[Stored data]
_ _ _ _

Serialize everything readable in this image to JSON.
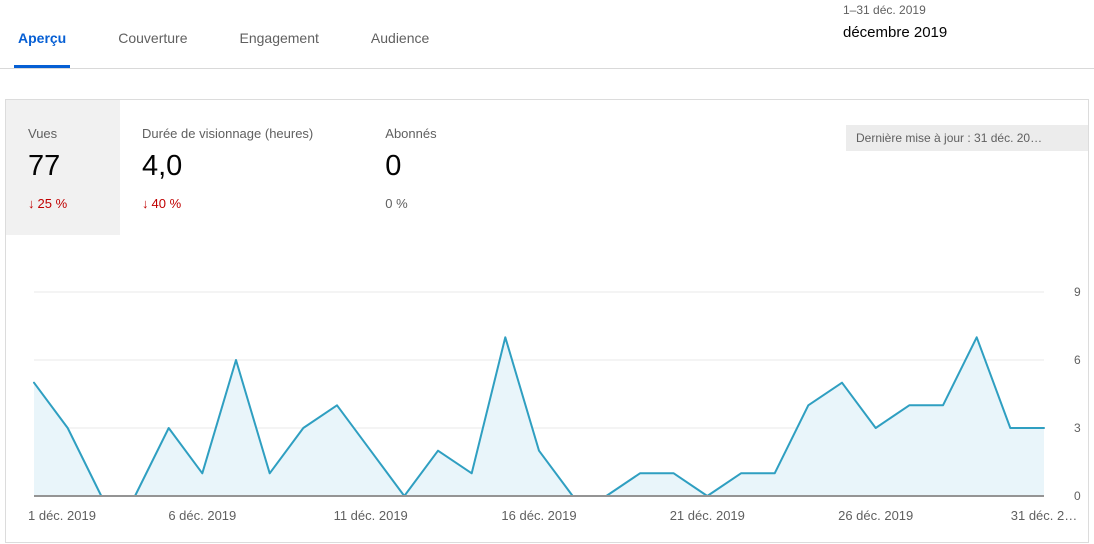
{
  "colors": {
    "accent_blue": "#065fd4",
    "negative_red": "#c00000",
    "chart_line": "#2f9fc1",
    "chart_fill": "#e9f5fa",
    "selected_metric_bg": "#f1f1f1"
  },
  "tabs": [
    {
      "label": "Aperçu",
      "active": true
    },
    {
      "label": "Couverture",
      "active": false
    },
    {
      "label": "Engagement",
      "active": false
    },
    {
      "label": "Audience",
      "active": false
    }
  ],
  "date_picker": {
    "range": "1–31 déc. 2019",
    "month": "décembre 2019"
  },
  "metrics": {
    "views": {
      "label": "Vues",
      "value": "77",
      "delta": "25 %",
      "trend": "down"
    },
    "watch_time": {
      "label": "Durée de visionnage (heures)",
      "value": "4,0",
      "delta": "40 %",
      "trend": "down"
    },
    "subscribers": {
      "label": "Abonnés",
      "value": "0",
      "delta": "0 %",
      "trend": "neutral"
    }
  },
  "icons": {
    "down_arrow": "↓"
  },
  "last_updated": "Dernière mise à jour : 31 déc. 20…",
  "chart_data": {
    "type": "area",
    "series": [
      {
        "name": "Vues",
        "values": [
          5,
          3,
          0,
          0,
          3,
          1,
          6,
          1,
          3,
          4,
          2,
          0,
          2,
          1,
          7,
          2,
          0,
          0,
          1,
          1,
          0,
          1,
          1,
          4,
          5,
          3,
          4,
          4,
          7,
          3,
          3
        ]
      }
    ],
    "x_tick_labels": [
      "1 déc. 2019",
      "6 déc. 2019",
      "11 déc. 2019",
      "16 déc. 2019",
      "21 déc. 2019",
      "26 déc. 2019",
      "31 déc. 2…"
    ],
    "x_tick_indices": [
      0,
      5,
      10,
      15,
      20,
      25,
      30
    ],
    "y_ticks": [
      0,
      3,
      6,
      9
    ],
    "ylim": [
      0,
      9
    ],
    "grid": true,
    "y_axis_position": "right",
    "line_color": "#2f9fc1",
    "fill_color": "#e9f5fa"
  }
}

_ _ _ _

§ TASK TO CARRY OUT: Copy every record above exactly as written, but leave out the pictures.

§ EXERCISE ANSWER:
Serialize everything readable in this image to JSON.
{
  "colors": {
    "accent_blue": "#065fd4",
    "negative_red": "#c00000",
    "chart_line": "#2f9fc1",
    "chart_fill": "#e9f5fa",
    "selected_metric_bg": "#f1f1f1"
  },
  "tabs": [
    {
      "label": "Aperçu",
      "active": true
    },
    {
      "label": "Couverture",
      "active": false
    },
    {
      "label": "Engagement",
      "active": false
    },
    {
      "label": "Audience",
      "active": false
    }
  ],
  "date_picker": {
    "range": "1–31 déc. 2019",
    "month": "décembre 2019"
  },
  "metrics": {
    "views": {
      "label": "Vues",
      "value": "77",
      "delta": "25 %",
      "trend": "down"
    },
    "watch_time": {
      "label": "Durée de visionnage (heures)",
      "value": "4,0",
      "delta": "40 %",
      "trend": "down"
    },
    "subscribers": {
      "label": "Abonnés",
      "value": "0",
      "delta": "0 %",
      "trend": "neutral"
    }
  },
  "icons": {
    "down_arrow": "↓"
  },
  "last_updated": "Dernière mise à jour : 31 déc. 20…",
  "chart_data": {
    "type": "area",
    "series": [
      {
        "name": "Vues",
        "values": [
          5,
          3,
          0,
          0,
          3,
          1,
          6,
          1,
          3,
          4,
          2,
          0,
          2,
          1,
          7,
          2,
          0,
          0,
          1,
          1,
          0,
          1,
          1,
          4,
          5,
          3,
          4,
          4,
          7,
          3,
          3
        ]
      }
    ],
    "x_tick_labels": [
      "1 déc. 2019",
      "6 déc. 2019",
      "11 déc. 2019",
      "16 déc. 2019",
      "21 déc. 2019",
      "26 déc. 2019",
      "31 déc. 2…"
    ],
    "x_tick_indices": [
      0,
      5,
      10,
      15,
      20,
      25,
      30
    ],
    "y_ticks": [
      0,
      3,
      6,
      9
    ],
    "ylim": [
      0,
      9
    ],
    "grid": true,
    "y_axis_position": "right",
    "line_color": "#2f9fc1",
    "fill_color": "#e9f5fa"
  }
}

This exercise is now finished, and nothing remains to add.